> [EXERCISE DETAILS]: Take down each entry exactly as written.

_ _ _ _

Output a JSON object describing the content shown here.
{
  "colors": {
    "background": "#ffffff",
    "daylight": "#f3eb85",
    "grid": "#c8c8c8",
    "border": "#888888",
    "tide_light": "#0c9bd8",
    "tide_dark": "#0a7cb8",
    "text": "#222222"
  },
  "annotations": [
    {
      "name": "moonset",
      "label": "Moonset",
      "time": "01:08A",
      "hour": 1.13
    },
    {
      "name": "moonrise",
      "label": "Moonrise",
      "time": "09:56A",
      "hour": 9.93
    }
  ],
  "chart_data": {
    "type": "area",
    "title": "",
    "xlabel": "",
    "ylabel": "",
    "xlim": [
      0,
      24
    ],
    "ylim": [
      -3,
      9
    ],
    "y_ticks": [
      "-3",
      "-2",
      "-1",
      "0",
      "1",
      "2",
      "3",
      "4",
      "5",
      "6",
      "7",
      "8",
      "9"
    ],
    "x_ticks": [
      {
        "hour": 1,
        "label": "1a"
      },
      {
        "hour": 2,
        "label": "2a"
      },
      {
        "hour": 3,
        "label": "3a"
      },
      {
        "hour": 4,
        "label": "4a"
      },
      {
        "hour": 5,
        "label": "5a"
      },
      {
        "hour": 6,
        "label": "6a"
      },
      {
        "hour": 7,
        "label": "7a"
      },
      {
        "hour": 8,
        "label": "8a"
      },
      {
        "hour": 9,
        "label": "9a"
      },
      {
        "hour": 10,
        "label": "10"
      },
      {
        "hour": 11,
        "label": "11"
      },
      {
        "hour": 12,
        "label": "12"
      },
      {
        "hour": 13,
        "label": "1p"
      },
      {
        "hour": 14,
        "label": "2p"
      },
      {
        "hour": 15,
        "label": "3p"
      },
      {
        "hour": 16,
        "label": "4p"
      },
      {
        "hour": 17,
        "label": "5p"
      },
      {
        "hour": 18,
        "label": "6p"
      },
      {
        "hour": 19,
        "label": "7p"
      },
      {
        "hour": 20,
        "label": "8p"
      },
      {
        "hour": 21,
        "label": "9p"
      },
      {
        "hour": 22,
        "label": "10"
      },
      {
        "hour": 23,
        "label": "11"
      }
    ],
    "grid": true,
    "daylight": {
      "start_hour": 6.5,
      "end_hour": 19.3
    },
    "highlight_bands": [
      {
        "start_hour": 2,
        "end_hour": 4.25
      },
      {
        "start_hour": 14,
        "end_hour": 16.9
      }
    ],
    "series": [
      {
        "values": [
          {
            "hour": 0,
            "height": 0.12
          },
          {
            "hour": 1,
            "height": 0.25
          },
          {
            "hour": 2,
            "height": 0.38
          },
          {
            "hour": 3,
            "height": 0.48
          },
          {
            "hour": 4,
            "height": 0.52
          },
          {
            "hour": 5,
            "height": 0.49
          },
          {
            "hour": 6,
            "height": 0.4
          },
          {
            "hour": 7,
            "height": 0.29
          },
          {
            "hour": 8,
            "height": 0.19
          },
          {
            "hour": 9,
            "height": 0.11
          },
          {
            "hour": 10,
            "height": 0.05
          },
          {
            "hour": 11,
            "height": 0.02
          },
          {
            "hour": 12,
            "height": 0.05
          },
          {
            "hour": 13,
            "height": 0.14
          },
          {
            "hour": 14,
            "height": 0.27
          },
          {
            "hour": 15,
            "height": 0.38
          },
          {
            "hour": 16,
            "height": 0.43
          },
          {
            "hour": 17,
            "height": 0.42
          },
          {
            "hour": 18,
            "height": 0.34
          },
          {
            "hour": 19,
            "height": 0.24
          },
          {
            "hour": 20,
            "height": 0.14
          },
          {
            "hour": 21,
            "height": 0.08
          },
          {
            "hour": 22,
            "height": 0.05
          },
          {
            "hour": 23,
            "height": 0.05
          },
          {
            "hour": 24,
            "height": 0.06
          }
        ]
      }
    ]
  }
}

_ _ _ _

> [TASK SOLUTION]:
Output a JSON object describing the content shown here.
{
  "colors": {
    "background": "#ffffff",
    "daylight": "#f3eb85",
    "grid": "#c8c8c8",
    "border": "#888888",
    "tide_light": "#0c9bd8",
    "tide_dark": "#0a7cb8",
    "text": "#222222"
  },
  "annotations": [
    {
      "name": "moonset",
      "label": "Moonset",
      "time": "01:08A",
      "hour": 1.13
    },
    {
      "name": "moonrise",
      "label": "Moonrise",
      "time": "09:56A",
      "hour": 9.93
    }
  ],
  "chart_data": {
    "type": "area",
    "title": "",
    "xlabel": "",
    "ylabel": "",
    "xlim": [
      0,
      24
    ],
    "ylim": [
      -3,
      9
    ],
    "y_ticks": [
      "-3",
      "-2",
      "-1",
      "0",
      "1",
      "2",
      "3",
      "4",
      "5",
      "6",
      "7",
      "8",
      "9"
    ],
    "x_ticks": [
      {
        "hour": 1,
        "label": "1a"
      },
      {
        "hour": 2,
        "label": "2a"
      },
      {
        "hour": 3,
        "label": "3a"
      },
      {
        "hour": 4,
        "label": "4a"
      },
      {
        "hour": 5,
        "label": "5a"
      },
      {
        "hour": 6,
        "label": "6a"
      },
      {
        "hour": 7,
        "label": "7a"
      },
      {
        "hour": 8,
        "label": "8a"
      },
      {
        "hour": 9,
        "label": "9a"
      },
      {
        "hour": 10,
        "label": "10"
      },
      {
        "hour": 11,
        "label": "11"
      },
      {
        "hour": 12,
        "label": "12"
      },
      {
        "hour": 13,
        "label": "1p"
      },
      {
        "hour": 14,
        "label": "2p"
      },
      {
        "hour": 15,
        "label": "3p"
      },
      {
        "hour": 16,
        "label": "4p"
      },
      {
        "hour": 17,
        "label": "5p"
      },
      {
        "hour": 18,
        "label": "6p"
      },
      {
        "hour": 19,
        "label": "7p"
      },
      {
        "hour": 20,
        "label": "8p"
      },
      {
        "hour": 21,
        "label": "9p"
      },
      {
        "hour": 22,
        "label": "10"
      },
      {
        "hour": 23,
        "label": "11"
      }
    ],
    "grid": true,
    "daylight": {
      "start_hour": 6.5,
      "end_hour": 19.3
    },
    "highlight_bands": [
      {
        "start_hour": 2,
        "end_hour": 4.25
      },
      {
        "start_hour": 14,
        "end_hour": 16.9
      }
    ],
    "series": [
      {
        "values": [
          {
            "hour": 0,
            "height": 0.12
          },
          {
            "hour": 1,
            "height": 0.25
          },
          {
            "hour": 2,
            "height": 0.38
          },
          {
            "hour": 3,
            "height": 0.48
          },
          {
            "hour": 4,
            "height": 0.52
          },
          {
            "hour": 5,
            "height": 0.49
          },
          {
            "hour": 6,
            "height": 0.4
          },
          {
            "hour": 7,
            "height": 0.29
          },
          {
            "hour": 8,
            "height": 0.19
          },
          {
            "hour": 9,
            "height": 0.11
          },
          {
            "hour": 10,
            "height": 0.05
          },
          {
            "hour": 11,
            "height": 0.02
          },
          {
            "hour": 12,
            "height": 0.05
          },
          {
            "hour": 13,
            "height": 0.14
          },
          {
            "hour": 14,
            "height": 0.27
          },
          {
            "hour": 15,
            "height": 0.38
          },
          {
            "hour": 16,
            "height": 0.43
          },
          {
            "hour": 17,
            "height": 0.42
          },
          {
            "hour": 18,
            "height": 0.34
          },
          {
            "hour": 19,
            "height": 0.24
          },
          {
            "hour": 20,
            "height": 0.14
          },
          {
            "hour": 21,
            "height": 0.08
          },
          {
            "hour": 22,
            "height": 0.05
          },
          {
            "hour": 23,
            "height": 0.05
          },
          {
            "hour": 24,
            "height": 0.06
          }
        ]
      }
    ]
  }
}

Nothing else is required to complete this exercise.